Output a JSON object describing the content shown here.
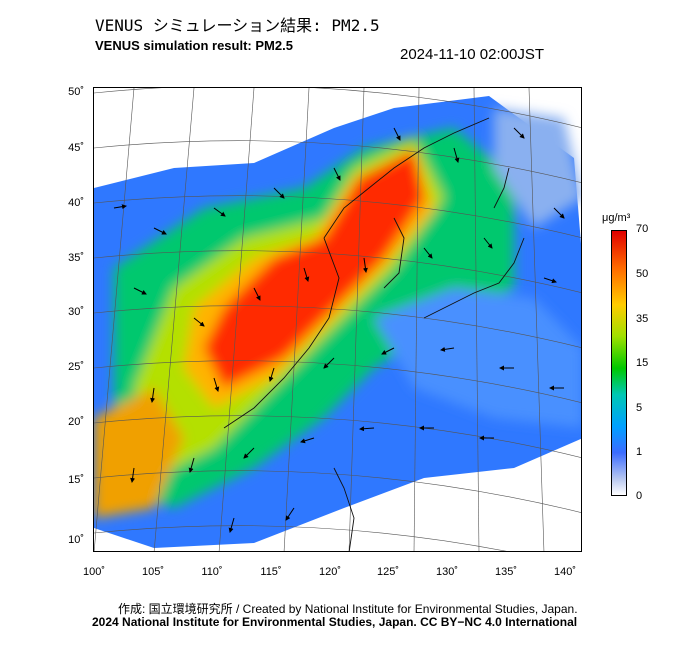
{
  "header": {
    "title_jp": "VENUS シミュレーション結果: PM2.5",
    "title_en": "VENUS simulation result: PM2.5",
    "timestamp": "2024-11-10 02:00JST"
  },
  "map": {
    "lat_labels": [
      "50˚",
      "45˚",
      "40˚",
      "35˚",
      "30˚",
      "25˚",
      "20˚",
      "15˚",
      "10˚"
    ],
    "lon_labels": [
      "100˚",
      "105˚",
      "110˚",
      "115˚",
      "120˚",
      "125˚",
      "130˚",
      "135˚",
      "140˚"
    ]
  },
  "colorbar": {
    "unit": "μg/m³",
    "labels": [
      "70",
      "50",
      "35",
      "15",
      "5",
      "1",
      "0"
    ]
  },
  "footer": {
    "credit": "作成: 国立環境研究所 / Created by National Institute for Environmental Studies, Japan.",
    "copyright": "2024 National Institute for Environmental Studies, Japan. CC BY−NC 4.0 International"
  }
}
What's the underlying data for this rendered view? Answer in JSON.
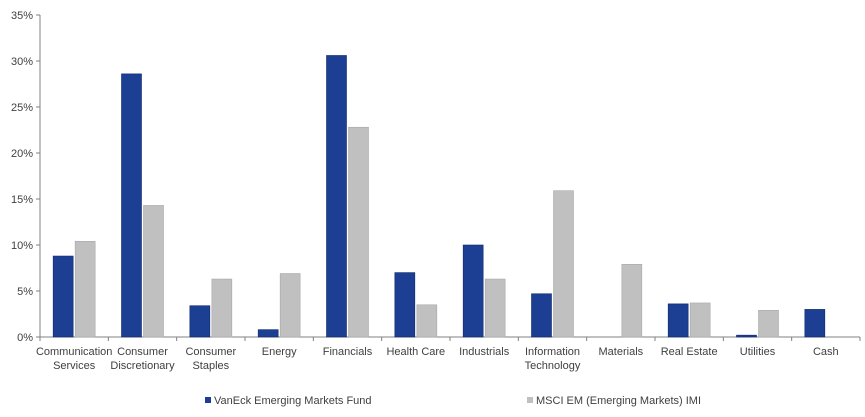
{
  "chart_data": {
    "type": "bar",
    "categories": [
      [
        "Communication",
        "Services"
      ],
      [
        "Consumer",
        "Discretionary"
      ],
      [
        "Consumer",
        "Staples"
      ],
      [
        "Energy"
      ],
      [
        "Financials"
      ],
      [
        "Health Care"
      ],
      [
        "Industrials"
      ],
      [
        "Information",
        "Technology"
      ],
      [
        "Materials"
      ],
      [
        "Real Estate"
      ],
      [
        "Utilities"
      ],
      [
        "Cash"
      ]
    ],
    "series": [
      {
        "name": "VanEck Emerging Markets Fund",
        "color": "#1c3f94",
        "values": [
          8.8,
          28.6,
          3.4,
          0.8,
          30.6,
          7.0,
          10.0,
          4.7,
          0.0,
          3.6,
          0.2,
          3.0
        ]
      },
      {
        "name": "MSCI EM (Emerging Markets) IMI",
        "color": "#c0c0c0",
        "values": [
          10.4,
          14.3,
          6.3,
          6.9,
          22.8,
          3.5,
          6.3,
          15.9,
          7.9,
          3.7,
          2.9,
          0.0
        ]
      }
    ],
    "ylim": [
      0,
      35
    ],
    "yticks": [
      "0%",
      "5%",
      "10%",
      "15%",
      "20%",
      "25%",
      "30%",
      "35%"
    ],
    "grid": false,
    "legend_position": "bottom",
    "title": "",
    "xlabel": "",
    "ylabel": ""
  }
}
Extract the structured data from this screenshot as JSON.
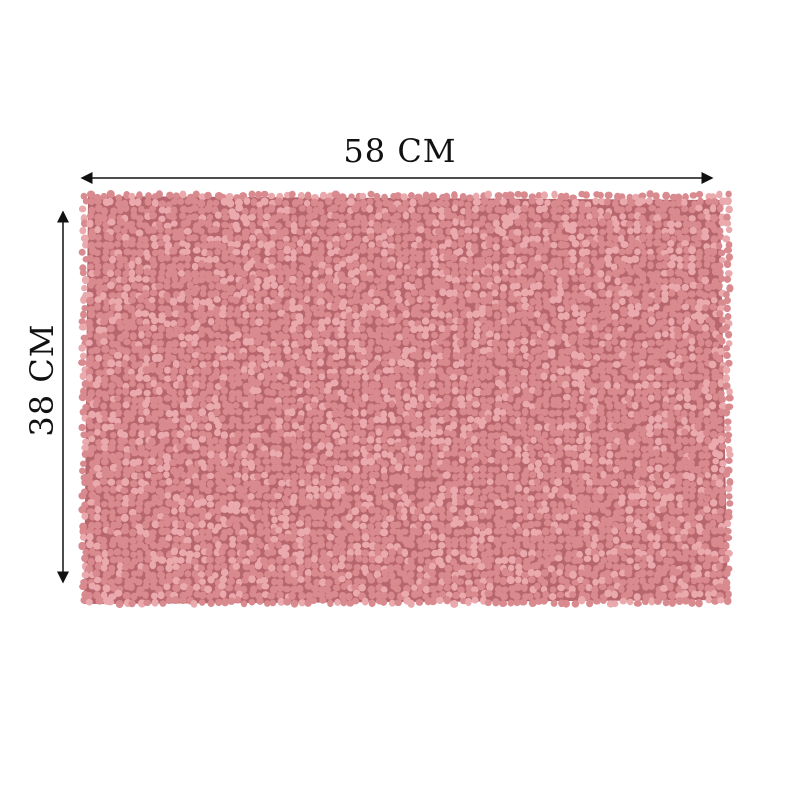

- - - - -

### Exercise prompt
Using the listing above, pull out all lines that hold the word "name".

### Exercise answer
        "name": "VanEck Emerging Markets Fund",
        "name": "MSCI EM (Emerging Markets) IMI",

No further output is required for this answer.